*What the task asks*. Gather every line holding the string "Windows".
[Start of Given entries]
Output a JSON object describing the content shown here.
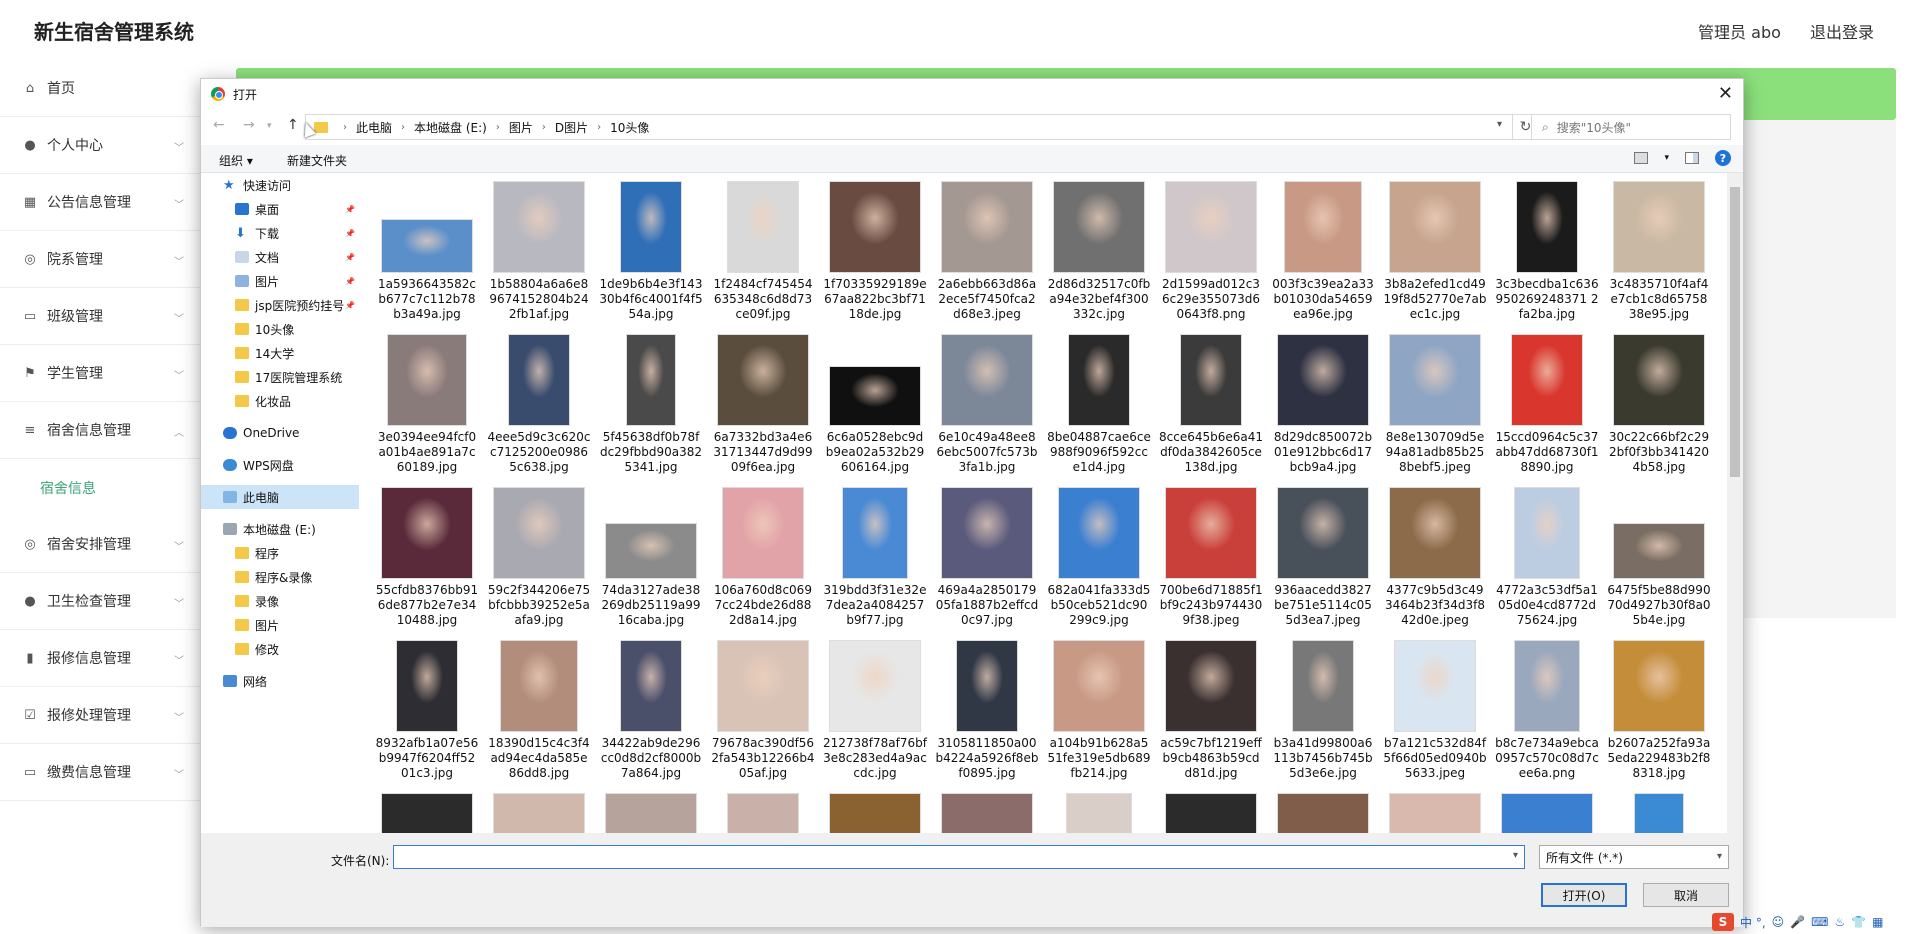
{
  "app": {
    "title": "新生宿舍管理系统",
    "user": "管理员 abo",
    "logout": "退出登录"
  },
  "sidebar": {
    "items": [
      {
        "label": "首页",
        "icon": "home-icon"
      },
      {
        "label": "个人中心",
        "icon": "user-icon",
        "chevron": true
      },
      {
        "label": "公告信息管理",
        "icon": "grid-icon",
        "chevron": true
      },
      {
        "label": "院系管理",
        "icon": "compass-icon",
        "chevron": true
      },
      {
        "label": "班级管理",
        "icon": "chat-icon",
        "chevron": true
      },
      {
        "label": "学生管理",
        "icon": "flag-icon",
        "chevron": true
      },
      {
        "label": "宿舍信息管理",
        "icon": "list-icon",
        "chevron": true,
        "expanded": true
      },
      {
        "label": "宿舍安排管理",
        "icon": "compass-icon",
        "chevron": true
      },
      {
        "label": "卫生检查管理",
        "icon": "user-icon",
        "chevron": true
      },
      {
        "label": "报修信息管理",
        "icon": "bar-chart-icon",
        "chevron": true
      },
      {
        "label": "报修处理管理",
        "icon": "checklist-icon",
        "chevron": true
      },
      {
        "label": "缴费信息管理",
        "icon": "chat-icon",
        "chevron": true
      }
    ],
    "submenu": {
      "label": "宿舍信息"
    }
  },
  "dialog": {
    "title": "打开",
    "breadcrumbs": [
      "此电脑",
      "本地磁盘 (E:)",
      "图片",
      "D图片",
      "10头像"
    ],
    "search_placeholder": "搜索\"10头像\"",
    "toolbar": {
      "organize": "组织 ▾",
      "new_folder": "新建文件夹"
    },
    "nav": [
      {
        "label": "快速访问",
        "type": "star",
        "indent": 0
      },
      {
        "label": "桌面",
        "type": "desktop",
        "indent": 1,
        "pin": true
      },
      {
        "label": "下载",
        "type": "download",
        "indent": 1,
        "pin": true
      },
      {
        "label": "文档",
        "type": "doc",
        "indent": 1,
        "pin": true
      },
      {
        "label": "图片",
        "type": "pic",
        "indent": 1,
        "pin": true
      },
      {
        "label": "jsp医院预约挂号",
        "type": "folder",
        "indent": 1,
        "pin": true
      },
      {
        "label": "10头像",
        "type": "folder",
        "indent": 1
      },
      {
        "label": "14大学",
        "type": "folder",
        "indent": 1
      },
      {
        "label": "17医院管理系统",
        "type": "folder",
        "indent": 1
      },
      {
        "label": "化妆品",
        "type": "folder",
        "indent": 1
      },
      {
        "label": "OneDrive",
        "type": "cloud",
        "indent": 0,
        "gap": true
      },
      {
        "label": "WPS网盘",
        "type": "cloud2",
        "indent": 0,
        "gap": true
      },
      {
        "label": "此电脑",
        "type": "pc",
        "indent": 0,
        "gap": true,
        "selected": true
      },
      {
        "label": "本地磁盘 (E:)",
        "type": "drive",
        "indent": 0,
        "gap": true
      },
      {
        "label": "程序",
        "type": "folder",
        "indent": 1
      },
      {
        "label": "程序&录像",
        "type": "folder",
        "indent": 1
      },
      {
        "label": "录像",
        "type": "folder",
        "indent": 1
      },
      {
        "label": "图片",
        "type": "folder",
        "indent": 1
      },
      {
        "label": "修改",
        "type": "folder",
        "indent": 1
      },
      {
        "label": "网络",
        "type": "net",
        "indent": 0,
        "gap": true
      }
    ],
    "files": [
      {
        "name": "1a5936643582cb677c7c112b78b3a49a.jpg",
        "w": 92,
        "h": 54,
        "c": "#5b8fc9"
      },
      {
        "name": "1b58804a6a6e89674152804b242fb1af.jpg",
        "w": 92,
        "h": 92,
        "c": "#b8b8c0"
      },
      {
        "name": "1de9b6b4e3f14330b4f6c4001f4f554a.jpg",
        "w": 62,
        "h": 92,
        "c": "#2f6fb8"
      },
      {
        "name": "1f2484cf745454635348c6d8d73ce09f.jpg",
        "w": 72,
        "h": 92,
        "c": "#d9d9d9"
      },
      {
        "name": "1f70335929189e67aa822bc3bf7118de.jpg",
        "w": 92,
        "h": 92,
        "c": "#6a4b42"
      },
      {
        "name": "2a6ebb663d86a2ece5f7450fca2d68e3.jpeg",
        "w": 92,
        "h": 92,
        "c": "#a49892"
      },
      {
        "name": "2d86d32517c0fba94e32bef4f300332c.jpg",
        "w": 92,
        "h": 92,
        "c": "#707070"
      },
      {
        "name": "2d1599ad012c36c29e355073d60643f8.png",
        "w": 92,
        "h": 92,
        "c": "#cfc7c9"
      },
      {
        "name": "003f3c39ea2a33b01030da54659ea96e.jpg",
        "w": 78,
        "h": 92,
        "c": "#c89a86"
      },
      {
        "name": "3b8a2efed1cd4919f8d52770e7abec1c.jpg",
        "w": 92,
        "h": 92,
        "c": "#c6a48e"
      },
      {
        "name": "3c3becdba1c636950269248371 2fa2ba.jpg",
        "w": 62,
        "h": 92,
        "c": "#1b1b1b"
      },
      {
        "name": "3c4835710f4af4e7cb1c8d6575838e95.jpg",
        "w": 92,
        "h": 92,
        "c": "#c9b8a3"
      },
      {
        "name": "3e0394ee94fcf0a01b4ae891a7c60189.jpg",
        "w": 80,
        "h": 92,
        "c": "#8a7b7b"
      },
      {
        "name": "4eee5d9c3c620cc7125200e09865c638.jpg",
        "w": 62,
        "h": 92,
        "c": "#3a4c6d"
      },
      {
        "name": "5f45638df0b78fdc29fbbd90a3825341.jpg",
        "w": 50,
        "h": 92,
        "c": "#4a4a4a"
      },
      {
        "name": "6a7332bd3a4e631713447d9d9909f6ea.jpg",
        "w": 92,
        "h": 92,
        "c": "#5a4d3d"
      },
      {
        "name": "6c6a0528ebc9db9ea02a532b29606164.jpg",
        "w": 92,
        "h": 60,
        "c": "#101010"
      },
      {
        "name": "6e10c49a48ee86ebc5007fc573b3fa1b.jpg",
        "w": 92,
        "h": 92,
        "c": "#7c8798"
      },
      {
        "name": "8be04887cae6ce988f9096f592cce1d4.jpg",
        "w": 62,
        "h": 92,
        "c": "#2a2a2a"
      },
      {
        "name": "8cce645b6e6a41df0da3842605ce138d.jpg",
        "w": 62,
        "h": 92,
        "c": "#3b3b3b"
      },
      {
        "name": "8d29dc850072b01e912bbc6d17bcb9a4.jpg",
        "w": 92,
        "h": 92,
        "c": "#2d3142"
      },
      {
        "name": "8e8e130709d5e94a81adb85b258bebf5.jpeg",
        "w": 92,
        "h": 92,
        "c": "#8ea6c4"
      },
      {
        "name": "15ccd0964c5c37abb47dd68730f18890.jpg",
        "w": 72,
        "h": 92,
        "c": "#d9362e"
      },
      {
        "name": "30c22c66bf2c292bf0f3bb3414204b58.jpg",
        "w": 92,
        "h": 92,
        "c": "#3a3a2f"
      },
      {
        "name": "55cfdb8376bb916de877b2e7e3410488.jpg",
        "w": 92,
        "h": 92,
        "c": "#5a2a3a"
      },
      {
        "name": "59c2f344206e75bfcbbb39252e5aafa9.jpg",
        "w": 92,
        "h": 92,
        "c": "#a9a9b2"
      },
      {
        "name": "74da3127ade38269db25119a9916caba.jpg",
        "w": 92,
        "h": 56,
        "c": "#8b8b8b"
      },
      {
        "name": "106a760d8c0697cc24bde26d882d8a14.jpg",
        "w": 82,
        "h": 92,
        "c": "#e2a3a8"
      },
      {
        "name": "319bdd3f31e32e7dea2a4084257b9f77.jpg",
        "w": 66,
        "h": 92,
        "c": "#4a8ad4"
      },
      {
        "name": "469a4a285017905fa1887b2effcd0c97.jpg",
        "w": 92,
        "h": 92,
        "c": "#5a5a7c"
      },
      {
        "name": "682a041fa333d5b50ceb521dc90299c9.jpg",
        "w": 82,
        "h": 92,
        "c": "#3a7fd0"
      },
      {
        "name": "700be6d71885f1bf9c243b9744309f38.jpeg",
        "w": 92,
        "h": 92,
        "c": "#c9403a"
      },
      {
        "name": "936aacedd3827be751e5114c055d3ea7.jpeg",
        "w": 92,
        "h": 92,
        "c": "#48505a"
      },
      {
        "name": "4377c9b5d3c493464b23f34d3f842d0e.jpeg",
        "w": 92,
        "h": 92,
        "c": "#8c6b4a"
      },
      {
        "name": "4772a3c53df5a105d0e4cd8772d75624.jpg",
        "w": 66,
        "h": 92,
        "c": "#bccde2"
      },
      {
        "name": "6475f5be88d99070d4927b30f8a05b4e.jpg",
        "w": 92,
        "h": 56,
        "c": "#7a6e64"
      },
      {
        "name": "8932afb1a07e56b9947f6204ff5201c3.jpg",
        "w": 62,
        "h": 92,
        "c": "#2d2d33"
      },
      {
        "name": "18390d15c4c3f4ad94ec4da585e86dd8.jpg",
        "w": 78,
        "h": 92,
        "c": "#b28d7c"
      },
      {
        "name": "34422ab9de296cc0d8d2cf8000b7a864.jpg",
        "w": 62,
        "h": 92,
        "c": "#4a4f6a"
      },
      {
        "name": "79678ac390df562fa543b12266b405af.jpg",
        "w": 92,
        "h": 92,
        "c": "#d9c3b7"
      },
      {
        "name": "212738f78af76bf3e8c283ed4a9accdc.jpg",
        "w": 92,
        "h": 92,
        "c": "#e7e7e7"
      },
      {
        "name": "3105811850a00b4224a5926f8ebf0895.jpg",
        "w": 62,
        "h": 92,
        "c": "#303846"
      },
      {
        "name": "a104b91b628a551fe319e5db689fb214.jpg",
        "w": 92,
        "h": 92,
        "c": "#c89a86"
      },
      {
        "name": "ac59c7bf1219effb9cb4863b59cdd81d.jpg",
        "w": 92,
        "h": 92,
        "c": "#3a3030"
      },
      {
        "name": "b3a41d99800a6113b7456b745b5d3e6e.jpg",
        "w": 62,
        "h": 92,
        "c": "#787878"
      },
      {
        "name": "b7a121c532d84f5f66d05ed0940b5633.jpeg",
        "w": 82,
        "h": 92,
        "c": "#d9e6f2"
      },
      {
        "name": "b8c7e734a9ebca0957c570c08d7cee6a.png",
        "w": 66,
        "h": 92,
        "c": "#9aa8bd"
      },
      {
        "name": "b2607a252fa93a5eda229483b2f88318.jpg",
        "w": 92,
        "h": 92,
        "c": "#c48d3a"
      }
    ],
    "partial_row": [
      {
        "w": 92,
        "c": "#2b2b2b"
      },
      {
        "w": 92,
        "c": "#d1b8ad"
      },
      {
        "w": 92,
        "c": "#b5a39c"
      },
      {
        "w": 72,
        "c": "#c9b0a8"
      },
      {
        "w": 92,
        "c": "#8a6232"
      },
      {
        "w": 92,
        "c": "#8c6b6b"
      },
      {
        "w": 66,
        "c": "#d9cfc8"
      },
      {
        "w": 92,
        "c": "#2b2b2b"
      },
      {
        "w": 92,
        "c": "#7f5d4a"
      },
      {
        "w": 92,
        "c": "#d9b8ad"
      },
      {
        "w": 92,
        "c": "#3a7fd0"
      },
      {
        "w": 50,
        "c": "#3a8ad4"
      }
    ],
    "filename_label": "文件名(N):",
    "filetype": "所有文件 (*.*)",
    "open_button": "打开(O)",
    "cancel_button": "取消"
  },
  "ime": {
    "chars": "中 °,"
  }
}
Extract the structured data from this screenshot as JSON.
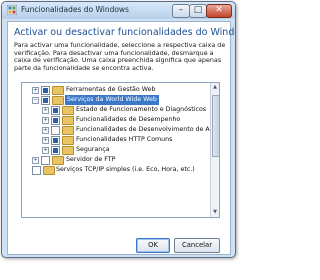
{
  "window": {
    "title": "Funcionalidades do Windows",
    "minimize_glyph": "–",
    "maximize_glyph": "□",
    "close_glyph": "✕"
  },
  "heading": "Activar ou desactivar funcionalidades do Windows",
  "description": "Para activar uma funcionalidade, seleccione a respectiva caixa de verificação. Para desactivar uma funcionalidade, desmarque a caixa de verificação. Uma caixa preenchida significa que apenas parte da funcionalidade se encontra activa.",
  "tree": {
    "items": [
      {
        "label": "Ferramentas de Gestão Web",
        "expander": "+",
        "state": "partial"
      },
      {
        "label": "Serviços da World Wide Web",
        "expander": "−",
        "state": "partial",
        "selected": true
      },
      {
        "label": "Estado de Funcionamento e Diagnósticos",
        "expander": "+",
        "state": "partial"
      },
      {
        "label": "Funcionalidades de Desempenho",
        "expander": "+",
        "state": "partial"
      },
      {
        "label": "Funcionalidades de Desenvolvimento de Aplicações",
        "expander": "+",
        "state": "unchecked"
      },
      {
        "label": "Funcionalidades HTTP Comuns",
        "expander": "+",
        "state": "partial"
      },
      {
        "label": "Segurança",
        "expander": "+",
        "state": "partial"
      },
      {
        "label": "Servidor de FTP",
        "expander": "+",
        "state": "unchecked"
      },
      {
        "label": "Serviços TCP/IP simples (i.e. Eco, Hora, etc.)",
        "expander": "",
        "state": "unchecked"
      }
    ],
    "scroll_up": "▲",
    "scroll_down": "▼"
  },
  "buttons": {
    "ok": "OK",
    "cancel": "Cancelar"
  },
  "colors": {
    "heading": "#1e4f96",
    "selection": "#3a78c8",
    "folder": "#e9c464"
  }
}
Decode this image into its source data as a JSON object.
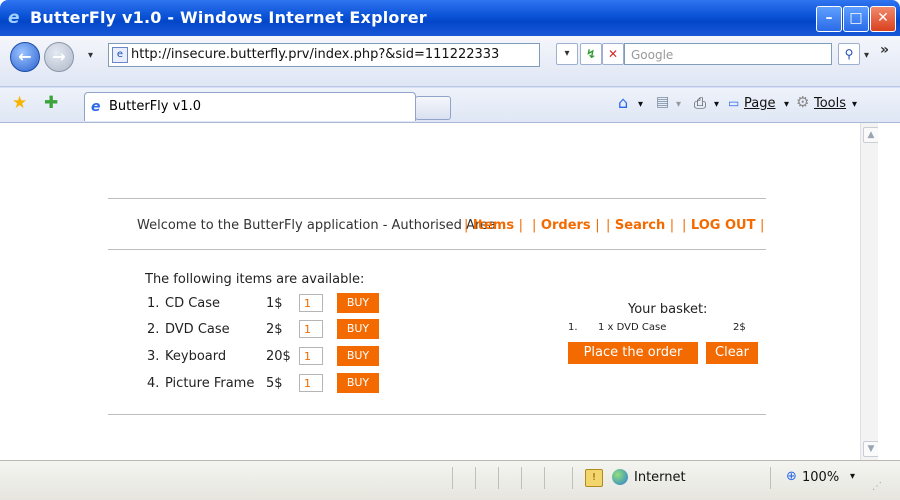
[End of Given entries]
*The solution*.
    "title": "Funcionalidades do Windows",
  "heading": "Activar ou desactivar funcionalidades do Windows",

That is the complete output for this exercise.